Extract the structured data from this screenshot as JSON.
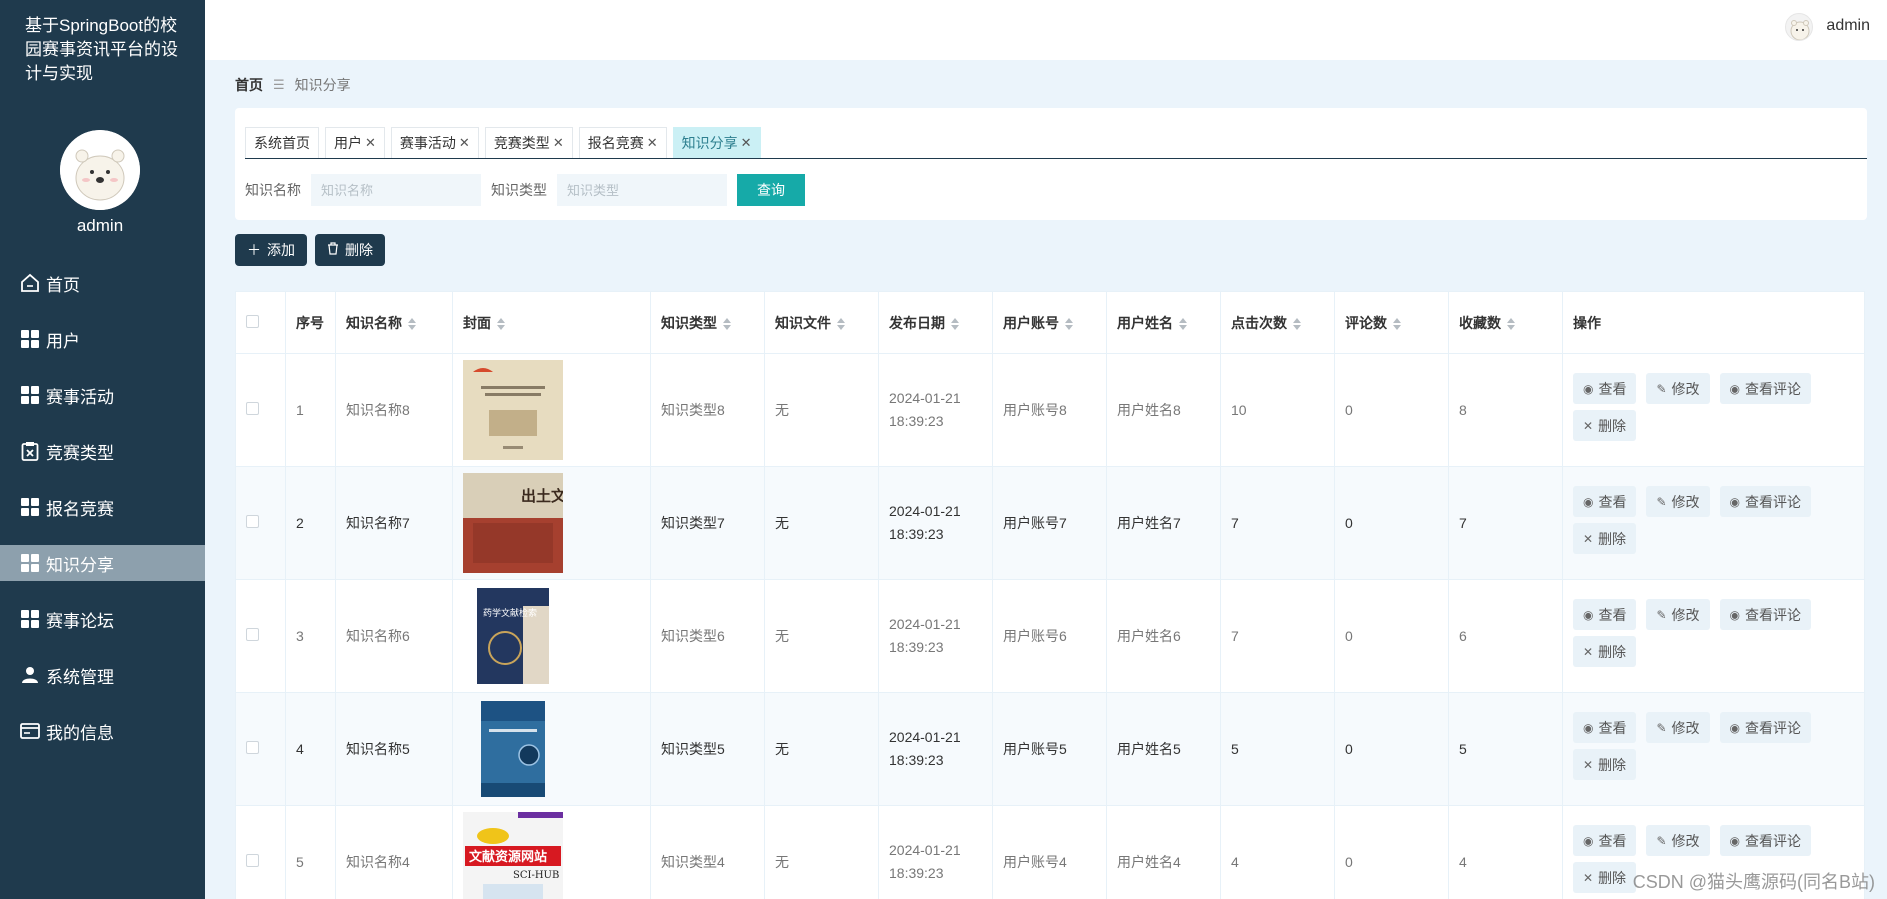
{
  "sidebar": {
    "system_title": "基于SpringBoot的校园赛事资讯平台的设计与实现",
    "username": "admin",
    "menu": [
      {
        "label": "首页",
        "icon": "home-icon"
      },
      {
        "label": "用户",
        "icon": "grid-icon"
      },
      {
        "label": "赛事活动",
        "icon": "grid-icon"
      },
      {
        "label": "竞赛类型",
        "icon": "clipboard-icon"
      },
      {
        "label": "报名竞赛",
        "icon": "grid-icon"
      },
      {
        "label": "知识分享",
        "icon": "grid-icon",
        "active": true
      },
      {
        "label": "赛事论坛",
        "icon": "grid-icon"
      },
      {
        "label": "系统管理",
        "icon": "user-icon"
      },
      {
        "label": "我的信息",
        "icon": "card-icon"
      }
    ]
  },
  "topbar": {
    "username": "admin"
  },
  "breadcrumb": {
    "home": "首页",
    "separator": "☰",
    "current": "知识分享"
  },
  "tabs": [
    {
      "label": "系统首页",
      "closable": false
    },
    {
      "label": "用户",
      "closable": true
    },
    {
      "label": "赛事活动",
      "closable": true
    },
    {
      "label": "竞赛类型",
      "closable": true
    },
    {
      "label": "报名竞赛",
      "closable": true
    },
    {
      "label": "知识分享",
      "closable": true,
      "active": true
    }
  ],
  "search": {
    "name_label": "知识名称",
    "name_placeholder": "知识名称",
    "type_label": "知识类型",
    "type_placeholder": "知识类型",
    "query_label": "查询"
  },
  "actions": {
    "add_label": "添加",
    "delete_label": "删除"
  },
  "table": {
    "headers": [
      "序号",
      "知识名称",
      "封面",
      "知识类型",
      "知识文件",
      "发布日期",
      "用户账号",
      "用户姓名",
      "点击次数",
      "评论数",
      "收藏数",
      "操作"
    ],
    "op_labels": {
      "view": "查看",
      "edit": "修改",
      "comments": "查看评论",
      "delete": "删除"
    },
    "rows": [
      {
        "index": "1",
        "name": "知识名称8",
        "type": "知识类型8",
        "file": "无",
        "date": "2024-01-21 18:39:23",
        "account": "用户账号8",
        "username": "用户姓名8",
        "clicks": "10",
        "comments": "0",
        "favorites": "8",
        "cover": "book-cover-1"
      },
      {
        "index": "2",
        "name": "知识名称7",
        "type": "知识类型7",
        "file": "无",
        "date": "2024-01-21 18:39:23",
        "account": "用户账号7",
        "username": "用户姓名7",
        "clicks": "7",
        "comments": "0",
        "favorites": "7",
        "cover": "book-cover-2"
      },
      {
        "index": "3",
        "name": "知识名称6",
        "type": "知识类型6",
        "file": "无",
        "date": "2024-01-21 18:39:23",
        "account": "用户账号6",
        "username": "用户姓名6",
        "clicks": "7",
        "comments": "0",
        "favorites": "6",
        "cover": "book-cover-3"
      },
      {
        "index": "4",
        "name": "知识名称5",
        "type": "知识类型5",
        "file": "无",
        "date": "2024-01-21 18:39:23",
        "account": "用户账号5",
        "username": "用户姓名5",
        "clicks": "5",
        "comments": "0",
        "favorites": "5",
        "cover": "book-cover-4"
      },
      {
        "index": "5",
        "name": "知识名称4",
        "type": "知识类型4",
        "file": "无",
        "date": "2024-01-21 18:39:23",
        "account": "用户账号4",
        "username": "用户姓名4",
        "clicks": "4",
        "comments": "0",
        "favorites": "4",
        "cover": "book-cover-5"
      }
    ]
  },
  "cover_texts": {
    "cover2_title": "出土文献",
    "cover3_title": "药学文献检索",
    "cover5_banner": "文献资源网站",
    "cover5_caption": "SCI-HUB"
  },
  "watermark": "CSDN @猫头鹰源码(同名B站)",
  "colors": {
    "sidebar_bg": "#1f3a4d",
    "active_menu": "#8da0ad",
    "query_button": "#16aaa8",
    "active_tab": "#cbf0f5",
    "page_bg": "#ebf4fb"
  }
}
========
- [PROBLEM REQUIREMENTS]: Exactly as written, return every line of the listing, but not the pictures.

- [COMPLETE RESPONSE]:
Extract the structured data from this screenshot as JSON.
{
  "sidebar": {
    "system_title": "基于SpringBoot的校园赛事资讯平台的设计与实现",
    "username": "admin",
    "menu": [
      {
        "label": "首页",
        "icon": "home-icon"
      },
      {
        "label": "用户",
        "icon": "grid-icon"
      },
      {
        "label": "赛事活动",
        "icon": "grid-icon"
      },
      {
        "label": "竞赛类型",
        "icon": "clipboard-icon"
      },
      {
        "label": "报名竞赛",
        "icon": "grid-icon"
      },
      {
        "label": "知识分享",
        "icon": "grid-icon",
        "active": true
      },
      {
        "label": "赛事论坛",
        "icon": "grid-icon"
      },
      {
        "label": "系统管理",
        "icon": "user-icon"
      },
      {
        "label": "我的信息",
        "icon": "card-icon"
      }
    ]
  },
  "topbar": {
    "username": "admin"
  },
  "breadcrumb": {
    "home": "首页",
    "separator": "☰",
    "current": "知识分享"
  },
  "tabs": [
    {
      "label": "系统首页",
      "closable": false
    },
    {
      "label": "用户",
      "closable": true
    },
    {
      "label": "赛事活动",
      "closable": true
    },
    {
      "label": "竞赛类型",
      "closable": true
    },
    {
      "label": "报名竞赛",
      "closable": true
    },
    {
      "label": "知识分享",
      "closable": true,
      "active": true
    }
  ],
  "search": {
    "name_label": "知识名称",
    "name_placeholder": "知识名称",
    "type_label": "知识类型",
    "type_placeholder": "知识类型",
    "query_label": "查询"
  },
  "actions": {
    "add_label": "添加",
    "delete_label": "删除"
  },
  "table": {
    "headers": [
      "序号",
      "知识名称",
      "封面",
      "知识类型",
      "知识文件",
      "发布日期",
      "用户账号",
      "用户姓名",
      "点击次数",
      "评论数",
      "收藏数",
      "操作"
    ],
    "op_labels": {
      "view": "查看",
      "edit": "修改",
      "comments": "查看评论",
      "delete": "删除"
    },
    "rows": [
      {
        "index": "1",
        "name": "知识名称8",
        "type": "知识类型8",
        "file": "无",
        "date": "2024-01-21 18:39:23",
        "account": "用户账号8",
        "username": "用户姓名8",
        "clicks": "10",
        "comments": "0",
        "favorites": "8",
        "cover": "book-cover-1"
      },
      {
        "index": "2",
        "name": "知识名称7",
        "type": "知识类型7",
        "file": "无",
        "date": "2024-01-21 18:39:23",
        "account": "用户账号7",
        "username": "用户姓名7",
        "clicks": "7",
        "comments": "0",
        "favorites": "7",
        "cover": "book-cover-2"
      },
      {
        "index": "3",
        "name": "知识名称6",
        "type": "知识类型6",
        "file": "无",
        "date": "2024-01-21 18:39:23",
        "account": "用户账号6",
        "username": "用户姓名6",
        "clicks": "7",
        "comments": "0",
        "favorites": "6",
        "cover": "book-cover-3"
      },
      {
        "index": "4",
        "name": "知识名称5",
        "type": "知识类型5",
        "file": "无",
        "date": "2024-01-21 18:39:23",
        "account": "用户账号5",
        "username": "用户姓名5",
        "clicks": "5",
        "comments": "0",
        "favorites": "5",
        "cover": "book-cover-4"
      },
      {
        "index": "5",
        "name": "知识名称4",
        "type": "知识类型4",
        "file": "无",
        "date": "2024-01-21 18:39:23",
        "account": "用户账号4",
        "username": "用户姓名4",
        "clicks": "4",
        "comments": "0",
        "favorites": "4",
        "cover": "book-cover-5"
      }
    ]
  },
  "cover_texts": {
    "cover2_title": "出土文献",
    "cover3_title": "药学文献检索",
    "cover5_banner": "文献资源网站",
    "cover5_caption": "SCI-HUB"
  },
  "watermark": "CSDN @猫头鹰源码(同名B站)",
  "colors": {
    "sidebar_bg": "#1f3a4d",
    "active_menu": "#8da0ad",
    "query_button": "#16aaa8",
    "active_tab": "#cbf0f5",
    "page_bg": "#ebf4fb"
  }
}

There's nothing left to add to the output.